Element location listings:
+===+
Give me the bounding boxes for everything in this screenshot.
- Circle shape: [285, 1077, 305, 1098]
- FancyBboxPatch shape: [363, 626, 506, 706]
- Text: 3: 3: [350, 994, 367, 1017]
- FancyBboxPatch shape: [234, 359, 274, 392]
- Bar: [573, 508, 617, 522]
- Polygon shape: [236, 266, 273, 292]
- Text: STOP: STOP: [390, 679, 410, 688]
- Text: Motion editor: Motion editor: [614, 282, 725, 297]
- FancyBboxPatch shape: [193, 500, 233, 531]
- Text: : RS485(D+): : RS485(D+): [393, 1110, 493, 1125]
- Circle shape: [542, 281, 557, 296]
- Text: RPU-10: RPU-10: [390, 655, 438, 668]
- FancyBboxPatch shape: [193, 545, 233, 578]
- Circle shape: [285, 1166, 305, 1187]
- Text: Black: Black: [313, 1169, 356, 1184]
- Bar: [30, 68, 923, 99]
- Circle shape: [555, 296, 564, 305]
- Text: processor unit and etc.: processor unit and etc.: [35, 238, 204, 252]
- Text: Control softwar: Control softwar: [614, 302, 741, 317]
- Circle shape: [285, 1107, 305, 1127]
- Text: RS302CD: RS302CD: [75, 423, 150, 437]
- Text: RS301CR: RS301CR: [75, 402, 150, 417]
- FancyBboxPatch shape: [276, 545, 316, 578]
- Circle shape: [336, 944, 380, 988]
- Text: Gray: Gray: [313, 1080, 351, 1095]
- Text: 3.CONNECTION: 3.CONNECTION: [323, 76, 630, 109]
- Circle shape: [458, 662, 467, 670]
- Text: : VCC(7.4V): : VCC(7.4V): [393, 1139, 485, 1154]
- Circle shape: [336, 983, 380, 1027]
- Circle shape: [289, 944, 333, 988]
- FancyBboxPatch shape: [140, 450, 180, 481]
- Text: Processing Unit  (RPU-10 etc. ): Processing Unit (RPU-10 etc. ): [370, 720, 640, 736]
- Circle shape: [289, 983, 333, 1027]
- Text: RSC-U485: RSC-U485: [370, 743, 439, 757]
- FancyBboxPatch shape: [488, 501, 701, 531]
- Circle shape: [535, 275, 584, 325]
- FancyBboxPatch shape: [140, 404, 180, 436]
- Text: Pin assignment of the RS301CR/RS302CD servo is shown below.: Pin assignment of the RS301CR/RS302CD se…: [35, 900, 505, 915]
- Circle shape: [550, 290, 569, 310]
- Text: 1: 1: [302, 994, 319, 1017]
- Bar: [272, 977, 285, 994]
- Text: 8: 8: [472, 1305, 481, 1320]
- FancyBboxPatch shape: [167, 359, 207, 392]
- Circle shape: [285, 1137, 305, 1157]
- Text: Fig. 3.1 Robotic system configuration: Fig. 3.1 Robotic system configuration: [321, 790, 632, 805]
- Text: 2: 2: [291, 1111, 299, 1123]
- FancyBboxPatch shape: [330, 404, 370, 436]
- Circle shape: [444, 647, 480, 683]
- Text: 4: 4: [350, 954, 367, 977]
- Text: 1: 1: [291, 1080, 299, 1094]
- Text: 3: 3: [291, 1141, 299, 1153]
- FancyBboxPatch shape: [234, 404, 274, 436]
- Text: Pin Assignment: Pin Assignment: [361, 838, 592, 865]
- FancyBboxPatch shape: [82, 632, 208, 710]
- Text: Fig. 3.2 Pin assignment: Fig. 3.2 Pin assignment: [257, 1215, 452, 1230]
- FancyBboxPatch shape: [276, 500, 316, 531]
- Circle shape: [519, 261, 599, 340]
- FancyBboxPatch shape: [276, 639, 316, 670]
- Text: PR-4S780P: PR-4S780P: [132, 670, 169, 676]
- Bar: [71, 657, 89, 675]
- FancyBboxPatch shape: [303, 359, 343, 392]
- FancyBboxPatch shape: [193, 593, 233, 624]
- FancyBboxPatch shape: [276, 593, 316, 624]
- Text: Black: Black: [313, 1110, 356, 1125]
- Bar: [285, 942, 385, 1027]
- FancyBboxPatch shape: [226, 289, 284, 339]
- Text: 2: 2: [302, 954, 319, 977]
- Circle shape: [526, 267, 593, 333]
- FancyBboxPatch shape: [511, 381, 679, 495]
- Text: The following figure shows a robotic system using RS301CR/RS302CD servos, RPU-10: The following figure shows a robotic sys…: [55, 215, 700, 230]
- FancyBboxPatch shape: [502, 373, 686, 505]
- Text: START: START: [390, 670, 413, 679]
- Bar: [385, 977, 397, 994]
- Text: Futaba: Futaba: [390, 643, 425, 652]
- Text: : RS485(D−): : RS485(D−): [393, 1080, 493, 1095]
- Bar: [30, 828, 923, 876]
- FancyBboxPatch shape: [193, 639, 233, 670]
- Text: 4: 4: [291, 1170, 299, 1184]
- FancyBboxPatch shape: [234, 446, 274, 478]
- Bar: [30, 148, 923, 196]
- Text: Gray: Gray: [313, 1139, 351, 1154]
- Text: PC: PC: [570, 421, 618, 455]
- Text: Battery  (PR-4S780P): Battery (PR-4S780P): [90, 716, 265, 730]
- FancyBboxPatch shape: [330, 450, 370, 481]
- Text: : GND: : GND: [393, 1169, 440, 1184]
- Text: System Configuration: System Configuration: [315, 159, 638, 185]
+===+
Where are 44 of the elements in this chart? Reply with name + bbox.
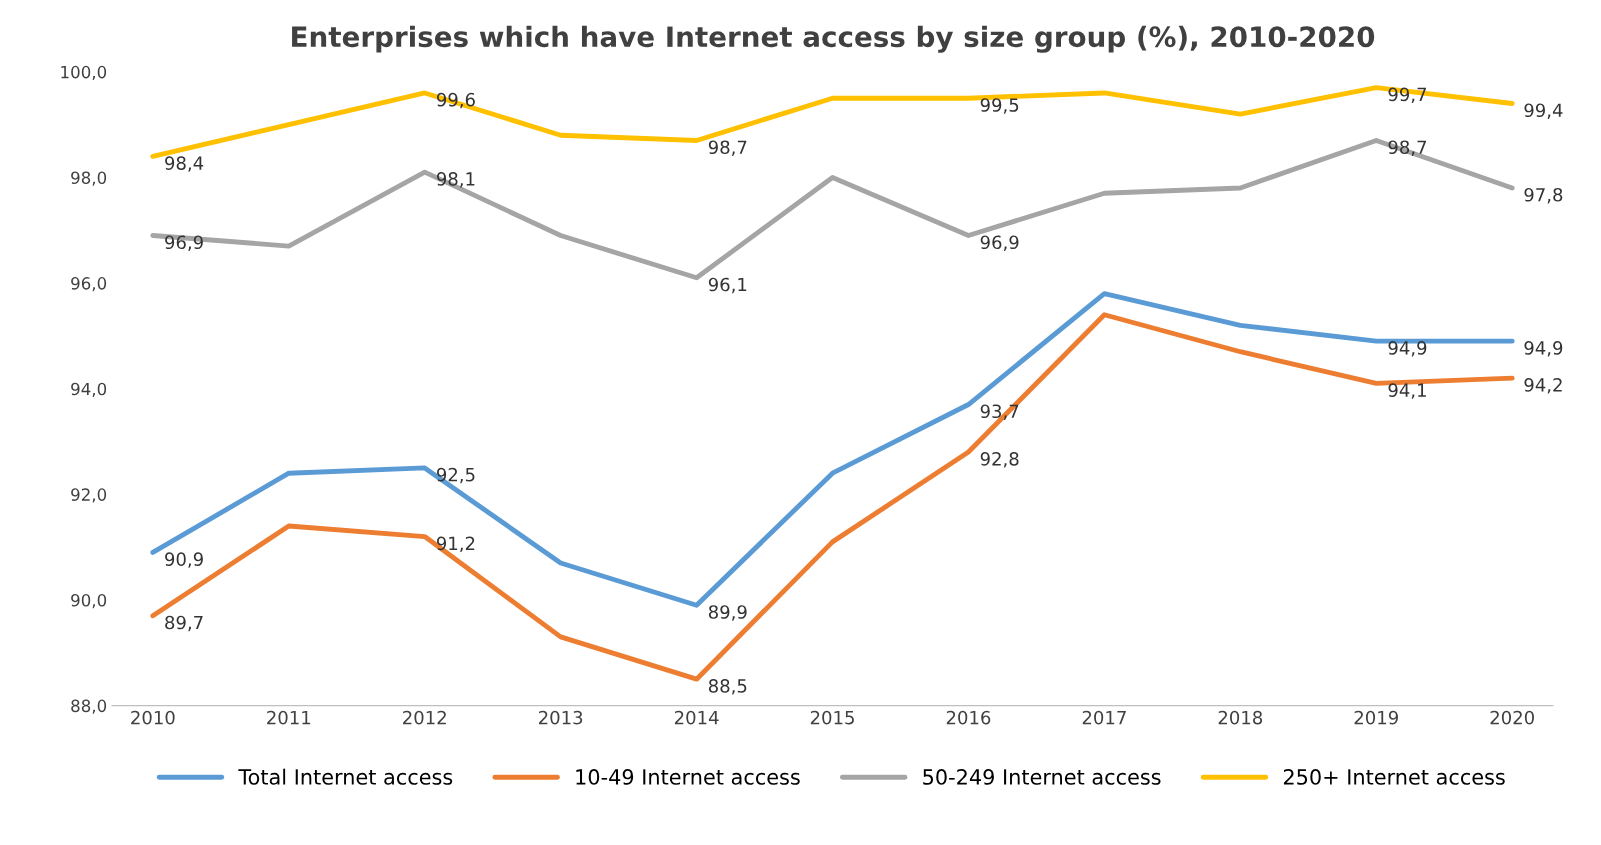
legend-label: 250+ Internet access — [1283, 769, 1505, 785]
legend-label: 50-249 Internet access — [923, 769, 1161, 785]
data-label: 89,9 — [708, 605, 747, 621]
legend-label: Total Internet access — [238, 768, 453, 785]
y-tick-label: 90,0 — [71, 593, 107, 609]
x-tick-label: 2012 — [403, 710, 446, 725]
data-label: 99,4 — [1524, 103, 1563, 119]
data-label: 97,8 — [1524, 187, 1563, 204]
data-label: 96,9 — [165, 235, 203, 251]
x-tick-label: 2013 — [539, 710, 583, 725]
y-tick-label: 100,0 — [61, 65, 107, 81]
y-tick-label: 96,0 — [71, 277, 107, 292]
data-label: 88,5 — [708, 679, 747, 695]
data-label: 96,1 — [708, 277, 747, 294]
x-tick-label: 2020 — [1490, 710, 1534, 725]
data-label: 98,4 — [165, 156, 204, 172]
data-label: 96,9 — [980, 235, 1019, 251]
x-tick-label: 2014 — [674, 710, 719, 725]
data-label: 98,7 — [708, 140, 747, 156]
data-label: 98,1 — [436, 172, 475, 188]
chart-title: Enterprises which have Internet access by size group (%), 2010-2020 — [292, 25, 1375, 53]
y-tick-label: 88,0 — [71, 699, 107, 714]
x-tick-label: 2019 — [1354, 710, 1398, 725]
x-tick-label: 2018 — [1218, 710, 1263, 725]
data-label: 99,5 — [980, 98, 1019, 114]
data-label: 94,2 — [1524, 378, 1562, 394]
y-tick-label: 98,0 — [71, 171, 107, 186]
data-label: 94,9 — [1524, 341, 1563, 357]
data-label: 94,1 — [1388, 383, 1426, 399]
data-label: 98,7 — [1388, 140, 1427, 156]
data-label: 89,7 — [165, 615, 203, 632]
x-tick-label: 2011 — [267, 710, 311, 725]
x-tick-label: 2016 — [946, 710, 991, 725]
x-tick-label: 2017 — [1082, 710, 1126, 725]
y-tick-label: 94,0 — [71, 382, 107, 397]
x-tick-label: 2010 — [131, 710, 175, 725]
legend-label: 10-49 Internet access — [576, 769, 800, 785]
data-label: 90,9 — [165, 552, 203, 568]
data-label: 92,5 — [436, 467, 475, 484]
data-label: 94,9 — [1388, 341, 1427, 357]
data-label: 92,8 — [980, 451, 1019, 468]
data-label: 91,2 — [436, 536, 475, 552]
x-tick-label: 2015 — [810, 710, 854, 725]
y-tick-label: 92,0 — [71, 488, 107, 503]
+===+
*Exercise:*
Echo the stretch of items from the line that contains "Give me the" through the line that contains "- Circle shape: [285, 1137, 305, 1157]", both included.

*Result for this task:*
Give me the bounding boxes for everything in this screenshot.
- Circle shape: [285, 1077, 305, 1098]
- FancyBboxPatch shape: [363, 626, 506, 706]
- Text: 3: 3: [350, 994, 367, 1017]
- FancyBboxPatch shape: [234, 359, 274, 392]
- Bar: [573, 508, 617, 522]
- Polygon shape: [236, 266, 273, 292]
- Text: STOP: STOP: [390, 679, 410, 688]
- Text: Motion editor: Motion editor: [614, 282, 725, 297]
- FancyBboxPatch shape: [193, 500, 233, 531]
- Text: : RS485(D+): : RS485(D+): [393, 1110, 493, 1125]
- Circle shape: [542, 281, 557, 296]
- Text: RPU-10: RPU-10: [390, 655, 438, 668]
- FancyBboxPatch shape: [193, 545, 233, 578]
- Circle shape: [285, 1166, 305, 1187]
- Text: Black: Black: [313, 1169, 356, 1184]
- Bar: [30, 68, 923, 99]
- Circle shape: [555, 296, 564, 305]
- Text: processor unit and etc.: processor unit and etc.: [35, 238, 204, 252]
- Text: Control softwar: Control softwar: [614, 302, 741, 317]
- Circle shape: [285, 1107, 305, 1127]
- Text: RS302CD: RS302CD: [75, 423, 150, 437]
- Text: RS301CR: RS301CR: [75, 402, 150, 417]
- FancyBboxPatch shape: [276, 545, 316, 578]
- Circle shape: [336, 944, 380, 988]
- Text: Gray: Gray: [313, 1080, 351, 1095]
- Text: 3.CONNECTION: 3.CONNECTION: [323, 76, 630, 109]
- Circle shape: [458, 662, 467, 670]
- Text: : VCC(7.4V): : VCC(7.4V): [393, 1139, 485, 1154]
- Circle shape: [336, 983, 380, 1027]
- Circle shape: [289, 944, 333, 988]
- FancyBboxPatch shape: [140, 450, 180, 481]
- Text: Processing Unit  (RPU-10 etc. ): Processing Unit (RPU-10 etc. ): [370, 720, 640, 736]
- Circle shape: [289, 983, 333, 1027]
- Text: RSC-U485: RSC-U485: [370, 743, 439, 757]
- FancyBboxPatch shape: [488, 501, 701, 531]
- Circle shape: [535, 275, 584, 325]
- FancyBboxPatch shape: [140, 404, 180, 436]
- Text: Pin assignment of the RS301CR/RS302CD servo is shown below.: Pin assignment of the RS301CR/RS302CD se…: [35, 900, 505, 915]
- Circle shape: [550, 290, 569, 310]
- Text: 1: 1: [302, 994, 319, 1017]
- Bar: [272, 977, 285, 994]
- Text: 8: 8: [472, 1305, 481, 1320]
- FancyBboxPatch shape: [167, 359, 207, 392]
- Circle shape: [285, 1137, 305, 1157]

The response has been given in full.